- _Task brief_:
Reproduce all of the listing below without alteration.

---------- Material supplied ----------

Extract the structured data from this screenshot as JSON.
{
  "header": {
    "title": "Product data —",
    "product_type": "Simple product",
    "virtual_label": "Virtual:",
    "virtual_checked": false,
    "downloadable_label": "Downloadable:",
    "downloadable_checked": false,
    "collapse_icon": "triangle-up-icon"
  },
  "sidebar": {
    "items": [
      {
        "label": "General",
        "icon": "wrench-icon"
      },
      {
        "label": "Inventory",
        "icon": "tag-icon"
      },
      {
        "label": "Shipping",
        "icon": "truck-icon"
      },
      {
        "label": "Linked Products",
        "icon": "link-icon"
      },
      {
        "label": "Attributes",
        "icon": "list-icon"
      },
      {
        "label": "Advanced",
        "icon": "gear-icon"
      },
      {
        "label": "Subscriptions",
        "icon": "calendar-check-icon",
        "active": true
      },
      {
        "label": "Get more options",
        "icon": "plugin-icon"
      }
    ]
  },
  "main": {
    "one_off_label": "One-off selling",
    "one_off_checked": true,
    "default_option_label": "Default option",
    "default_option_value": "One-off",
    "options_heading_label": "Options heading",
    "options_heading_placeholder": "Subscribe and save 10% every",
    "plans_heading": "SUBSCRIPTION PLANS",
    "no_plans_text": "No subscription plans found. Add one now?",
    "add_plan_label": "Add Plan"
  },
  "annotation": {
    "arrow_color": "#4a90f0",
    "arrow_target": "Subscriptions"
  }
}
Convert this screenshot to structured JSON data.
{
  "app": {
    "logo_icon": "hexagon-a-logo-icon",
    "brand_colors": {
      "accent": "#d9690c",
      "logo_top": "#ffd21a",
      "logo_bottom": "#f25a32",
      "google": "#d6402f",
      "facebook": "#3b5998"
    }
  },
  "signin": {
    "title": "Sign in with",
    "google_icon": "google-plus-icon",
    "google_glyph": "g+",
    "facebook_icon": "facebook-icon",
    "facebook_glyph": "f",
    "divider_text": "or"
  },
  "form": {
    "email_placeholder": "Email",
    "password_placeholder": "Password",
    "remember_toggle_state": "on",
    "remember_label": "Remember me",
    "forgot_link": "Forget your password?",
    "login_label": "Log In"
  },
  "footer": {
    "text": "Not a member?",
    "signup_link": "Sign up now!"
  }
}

----------

- _Exercise response_:
Extract the structured data from this screenshot as JSON.
{
  "header": {
    "title": "Product data —",
    "product_type": "Simple product",
    "virtual_label": "Virtual:",
    "virtual_checked": false,
    "downloadable_label": "Downloadable:",
    "downloadable_checked": false,
    "collapse_icon": "triangle-up-icon"
  },
  "sidebar": {
    "items": [
      {
        "label": "General",
        "icon": "wrench-icon"
      },
      {
        "label": "Inventory",
        "icon": "tag-icon"
      },
      {
        "label": "Shipping",
        "icon": "truck-icon"
      },
      {
        "label": "Linked Products",
        "icon": "link-icon"
      },
      {
        "label": "Attributes",
        "icon": "list-icon"
      },
      {
        "label": "Advanced",
        "icon": "gear-icon"
      },
      {
        "label": "Subscriptions",
        "icon": "calendar-check-icon",
        "active": true
      },
      {
        "label": "Get more options",
        "icon": "plugin-icon"
      }
    ]
  },
  "main": {
    "one_off_label": "One-off selling",
    "one_off_checked": true,
    "default_option_label": "Default option",
    "default_option_value": "One-off",
    "options_heading_label": "Options heading",
    "options_heading_placeholder": "Subscribe and save 10% every",
    "plans_heading": "SUBSCRIPTION PLANS",
    "no_plans_text": "No subscription plans found. Add one now?",
    "add_plan_label": "Add Plan"
  },
  "annotation": {
    "arrow_color": "#4a90f0",
    "arrow_target": "Subscriptions"
  }
}
Convert this screenshot to structured JSON data.
{
  "app": {
    "logo_icon": "hexagon-a-logo-icon",
    "brand_colors": {
      "accent": "#d9690c",
      "logo_top": "#ffd21a",
      "logo_bottom": "#f25a32",
      "google": "#d6402f",
      "facebook": "#3b5998"
    }
  },
  "signin": {
    "title": "Sign in with",
    "google_icon": "google-plus-icon",
    "google_glyph": "g+",
    "facebook_icon": "facebook-icon",
    "facebook_glyph": "f",
    "divider_text": "or"
  },
  "form": {
    "email_placeholder": "Email",
    "password_placeholder": "Password",
    "remember_toggle_state": "on",
    "remember_label": "Remember me",
    "forgot_link": "Forget your password?",
    "login_label": "Log In"
  },
  "footer": {
    "text": "Not a member?",
    "signup_link": "Sign up now!"
  }
}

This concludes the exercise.